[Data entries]

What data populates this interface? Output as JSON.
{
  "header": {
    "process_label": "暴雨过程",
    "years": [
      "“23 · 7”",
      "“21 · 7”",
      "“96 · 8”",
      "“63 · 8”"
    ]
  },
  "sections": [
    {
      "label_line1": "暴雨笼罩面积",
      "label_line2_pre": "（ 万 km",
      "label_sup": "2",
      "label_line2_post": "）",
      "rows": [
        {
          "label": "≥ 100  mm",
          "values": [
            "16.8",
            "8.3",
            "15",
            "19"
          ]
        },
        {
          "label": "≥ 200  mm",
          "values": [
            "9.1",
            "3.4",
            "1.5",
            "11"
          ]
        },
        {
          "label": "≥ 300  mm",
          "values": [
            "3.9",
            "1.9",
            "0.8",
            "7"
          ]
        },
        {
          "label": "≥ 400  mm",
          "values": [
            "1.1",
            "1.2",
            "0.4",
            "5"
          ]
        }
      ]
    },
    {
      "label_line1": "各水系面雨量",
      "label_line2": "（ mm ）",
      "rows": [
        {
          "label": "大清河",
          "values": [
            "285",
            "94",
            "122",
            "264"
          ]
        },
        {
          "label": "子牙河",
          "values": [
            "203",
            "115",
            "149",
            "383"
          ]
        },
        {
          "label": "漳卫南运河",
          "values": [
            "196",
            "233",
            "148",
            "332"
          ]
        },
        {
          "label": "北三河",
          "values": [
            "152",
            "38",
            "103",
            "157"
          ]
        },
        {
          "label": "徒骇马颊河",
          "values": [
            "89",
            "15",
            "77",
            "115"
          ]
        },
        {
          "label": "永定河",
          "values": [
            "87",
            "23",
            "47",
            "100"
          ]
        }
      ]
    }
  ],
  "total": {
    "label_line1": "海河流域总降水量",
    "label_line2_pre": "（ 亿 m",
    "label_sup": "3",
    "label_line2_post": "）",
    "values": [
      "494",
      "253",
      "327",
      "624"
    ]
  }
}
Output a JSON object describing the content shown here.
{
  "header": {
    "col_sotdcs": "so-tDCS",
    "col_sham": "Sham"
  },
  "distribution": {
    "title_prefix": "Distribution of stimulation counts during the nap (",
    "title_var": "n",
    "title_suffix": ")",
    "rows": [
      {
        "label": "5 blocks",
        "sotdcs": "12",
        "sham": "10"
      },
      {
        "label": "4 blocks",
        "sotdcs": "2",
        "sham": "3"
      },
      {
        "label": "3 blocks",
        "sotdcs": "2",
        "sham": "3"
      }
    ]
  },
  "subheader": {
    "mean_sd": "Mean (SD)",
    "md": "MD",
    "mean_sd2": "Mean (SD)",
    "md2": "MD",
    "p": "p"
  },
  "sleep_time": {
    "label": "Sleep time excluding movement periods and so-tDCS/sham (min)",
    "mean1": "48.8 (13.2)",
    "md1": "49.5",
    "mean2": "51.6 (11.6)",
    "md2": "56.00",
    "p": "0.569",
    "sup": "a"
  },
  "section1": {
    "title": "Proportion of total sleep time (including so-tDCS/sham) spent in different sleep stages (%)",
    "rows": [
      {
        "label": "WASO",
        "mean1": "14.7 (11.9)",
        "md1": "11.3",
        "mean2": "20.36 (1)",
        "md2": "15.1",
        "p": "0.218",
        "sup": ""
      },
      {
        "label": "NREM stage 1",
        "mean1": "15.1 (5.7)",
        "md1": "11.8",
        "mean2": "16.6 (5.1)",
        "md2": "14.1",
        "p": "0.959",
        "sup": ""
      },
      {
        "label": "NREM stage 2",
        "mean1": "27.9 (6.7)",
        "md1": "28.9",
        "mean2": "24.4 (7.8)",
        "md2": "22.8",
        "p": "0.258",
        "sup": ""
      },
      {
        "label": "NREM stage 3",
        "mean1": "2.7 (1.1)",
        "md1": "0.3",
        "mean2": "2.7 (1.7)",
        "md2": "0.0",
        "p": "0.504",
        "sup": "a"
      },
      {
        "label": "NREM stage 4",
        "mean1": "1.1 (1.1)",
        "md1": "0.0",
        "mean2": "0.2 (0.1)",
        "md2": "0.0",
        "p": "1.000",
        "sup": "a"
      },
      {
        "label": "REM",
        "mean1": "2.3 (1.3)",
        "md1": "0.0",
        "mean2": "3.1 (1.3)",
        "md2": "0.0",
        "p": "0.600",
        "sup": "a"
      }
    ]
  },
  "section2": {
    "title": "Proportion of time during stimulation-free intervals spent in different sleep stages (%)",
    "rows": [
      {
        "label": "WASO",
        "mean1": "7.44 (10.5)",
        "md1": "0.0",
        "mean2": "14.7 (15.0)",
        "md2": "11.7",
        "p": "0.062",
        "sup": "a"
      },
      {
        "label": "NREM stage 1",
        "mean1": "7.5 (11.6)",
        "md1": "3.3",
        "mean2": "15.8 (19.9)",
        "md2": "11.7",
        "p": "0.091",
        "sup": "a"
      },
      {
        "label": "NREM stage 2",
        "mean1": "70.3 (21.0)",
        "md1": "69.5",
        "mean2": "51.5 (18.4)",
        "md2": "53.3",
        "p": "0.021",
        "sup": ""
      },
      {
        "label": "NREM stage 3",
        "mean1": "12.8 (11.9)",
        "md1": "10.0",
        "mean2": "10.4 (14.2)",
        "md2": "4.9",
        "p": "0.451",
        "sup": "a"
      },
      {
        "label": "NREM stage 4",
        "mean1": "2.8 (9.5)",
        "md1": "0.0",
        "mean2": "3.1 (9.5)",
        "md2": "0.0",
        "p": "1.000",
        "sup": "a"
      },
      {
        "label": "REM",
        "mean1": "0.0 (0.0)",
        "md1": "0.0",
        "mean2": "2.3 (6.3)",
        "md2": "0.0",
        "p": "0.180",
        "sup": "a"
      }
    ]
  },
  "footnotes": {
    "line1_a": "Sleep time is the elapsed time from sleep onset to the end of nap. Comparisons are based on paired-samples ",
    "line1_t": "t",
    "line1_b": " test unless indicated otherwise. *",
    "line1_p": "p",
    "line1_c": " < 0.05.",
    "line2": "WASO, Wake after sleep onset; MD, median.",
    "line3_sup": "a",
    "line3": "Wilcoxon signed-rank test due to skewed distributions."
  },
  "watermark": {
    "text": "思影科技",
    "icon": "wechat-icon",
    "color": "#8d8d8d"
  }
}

• Task: Every entry needs to be retyped exactly.

• Exercise answer:
What data populates this interface? Output as JSON.
{
  "header": {
    "process_label": "暴雨过程",
    "years": [
      "“23 · 7”",
      "“21 · 7”",
      "“96 · 8”",
      "“63 · 8”"
    ]
  },
  "sections": [
    {
      "label_line1": "暴雨笼罩面积",
      "label_line2_pre": "（ 万 km",
      "label_sup": "2",
      "label_line2_post": "）",
      "rows": [
        {
          "label": "≥ 100  mm",
          "values": [
            "16.8",
            "8.3",
            "15",
            "19"
          ]
        },
        {
          "label": "≥ 200  mm",
          "values": [
            "9.1",
            "3.4",
            "1.5",
            "11"
          ]
        },
        {
          "label": "≥ 300  mm",
          "values": [
            "3.9",
            "1.9",
            "0.8",
            "7"
          ]
        },
        {
          "label": "≥ 400  mm",
          "values": [
            "1.1",
            "1.2",
            "0.4",
            "5"
          ]
        }
      ]
    },
    {
      "label_line1": "各水系面雨量",
      "label_line2": "（ mm ）",
      "rows": [
        {
          "label": "大清河",
          "values": [
            "285",
            "94",
            "122",
            "264"
          ]
        },
        {
          "label": "子牙河",
          "values": [
            "203",
            "115",
            "149",
            "383"
          ]
        },
        {
          "label": "漳卫南运河",
          "values": [
            "196",
            "233",
            "148",
            "332"
          ]
        },
        {
          "label": "北三河",
          "values": [
            "152",
            "38",
            "103",
            "157"
          ]
        },
        {
          "label": "徒骇马颊河",
          "values": [
            "89",
            "15",
            "77",
            "115"
          ]
        },
        {
          "label": "永定河",
          "values": [
            "87",
            "23",
            "47",
            "100"
          ]
        }
      ]
    }
  ],
  "total": {
    "label_line1": "海河流域总降水量",
    "label_line2_pre": "（ 亿 m",
    "label_sup": "3",
    "label_line2_post": "）",
    "values": [
      "494",
      "253",
      "327",
      "624"
    ]
  }
}
Output a JSON object describing the content shown here.
{
  "header": {
    "col_sotdcs": "so-tDCS",
    "col_sham": "Sham"
  },
  "distribution": {
    "title_prefix": "Distribution of stimulation counts during the nap (",
    "title_var": "n",
    "title_suffix": ")",
    "rows": [
      {
        "label": "5 blocks",
        "sotdcs": "12",
        "sham": "10"
      },
      {
        "label": "4 blocks",
        "sotdcs": "2",
        "sham": "3"
      },
      {
        "label": "3 blocks",
        "sotdcs": "2",
        "sham": "3"
      }
    ]
  },
  "subheader": {
    "mean_sd": "Mean (SD)",
    "md": "MD",
    "mean_sd2": "Mean (SD)",
    "md2": "MD",
    "p": "p"
  },
  "sleep_time": {
    "label": "Sleep time excluding movement periods and so-tDCS/sham (min)",
    "mean1": "48.8 (13.2)",
    "md1": "49.5",
    "mean2": "51.6 (11.6)",
    "md2": "56.00",
    "p": "0.569",
    "sup": "a"
  },
  "section1": {
    "title": "Proportion of total sleep time (including so-tDCS/sham) spent in different sleep stages (%)",
    "rows": [
      {
        "label": "WASO",
        "mean1": "14.7 (11.9)",
        "md1": "11.3",
        "mean2": "20.36 (1)",
        "md2": "15.1",
        "p": "0.218",
        "sup": ""
      },
      {
        "label": "NREM stage 1",
        "mean1": "15.1 (5.7)",
        "md1": "11.8",
        "mean2": "16.6 (5.1)",
        "md2": "14.1",
        "p": "0.959",
        "sup": ""
      },
      {
        "label": "NREM stage 2",
        "mean1": "27.9 (6.7)",
        "md1": "28.9",
        "mean2": "24.4 (7.8)",
        "md2": "22.8",
        "p": "0.258",
        "sup": ""
      },
      {
        "label": "NREM stage 3",
        "mean1": "2.7 (1.1)",
        "md1": "0.3",
        "mean2": "2.7 (1.7)",
        "md2": "0.0",
        "p": "0.504",
        "sup": "a"
      },
      {
        "label": "NREM stage 4",
        "mean1": "1.1 (1.1)",
        "md1": "0.0",
        "mean2": "0.2 (0.1)",
        "md2": "0.0",
        "p": "1.000",
        "sup": "a"
      },
      {
        "label": "REM",
        "mean1": "2.3 (1.3)",
        "md1": "0.0",
        "mean2": "3.1 (1.3)",
        "md2": "0.0",
        "p": "0.600",
        "sup": "a"
      }
    ]
  },
  "section2": {
    "title": "Proportion of time during stimulation-free intervals spent in different sleep stages (%)",
    "rows": [
      {
        "label": "WASO",
        "mean1": "7.44 (10.5)",
        "md1": "0.0",
        "mean2": "14.7 (15.0)",
        "md2": "11.7",
        "p": "0.062",
        "sup": "a"
      },
      {
        "label": "NREM stage 1",
        "mean1": "7.5 (11.6)",
        "md1": "3.3",
        "mean2": "15.8 (19.9)",
        "md2": "11.7",
        "p": "0.091",
        "sup": "a"
      },
      {
        "label": "NREM stage 2",
        "mean1": "70.3 (21.0)",
        "md1": "69.5",
        "mean2": "51.5 (18.4)",
        "md2": "53.3",
        "p": "0.021",
        "sup": ""
      },
      {
        "label": "NREM stage 3",
        "mean1": "12.8 (11.9)",
        "md1": "10.0",
        "mean2": "10.4 (14.2)",
        "md2": "4.9",
        "p": "0.451",
        "sup": "a"
      },
      {
        "label": "NREM stage 4",
        "mean1": "2.8 (9.5)",
        "md1": "0.0",
        "mean2": "3.1 (9.5)",
        "md2": "0.0",
        "p": "1.000",
        "sup": "a"
      },
      {
        "label": "REM",
        "mean1": "0.0 (0.0)",
        "md1": "0.0",
        "mean2": "2.3 (6.3)",
        "md2": "0.0",
        "p": "0.180",
        "sup": "a"
      }
    ]
  },
  "footnotes": {
    "line1_a": "Sleep time is the elapsed time from sleep onset to the end of nap. Comparisons are based on paired-samples ",
    "line1_t": "t",
    "line1_b": " test unless indicated otherwise. *",
    "line1_p": "p",
    "line1_c": " < 0.05.",
    "line2": "WASO, Wake after sleep onset; MD, median.",
    "line3_sup": "a",
    "line3": "Wilcoxon signed-rank test due to skewed distributions."
  },
  "watermark": {
    "text": "思影科技",
    "icon": "wechat-icon",
    "color": "#8d8d8d"
  }
}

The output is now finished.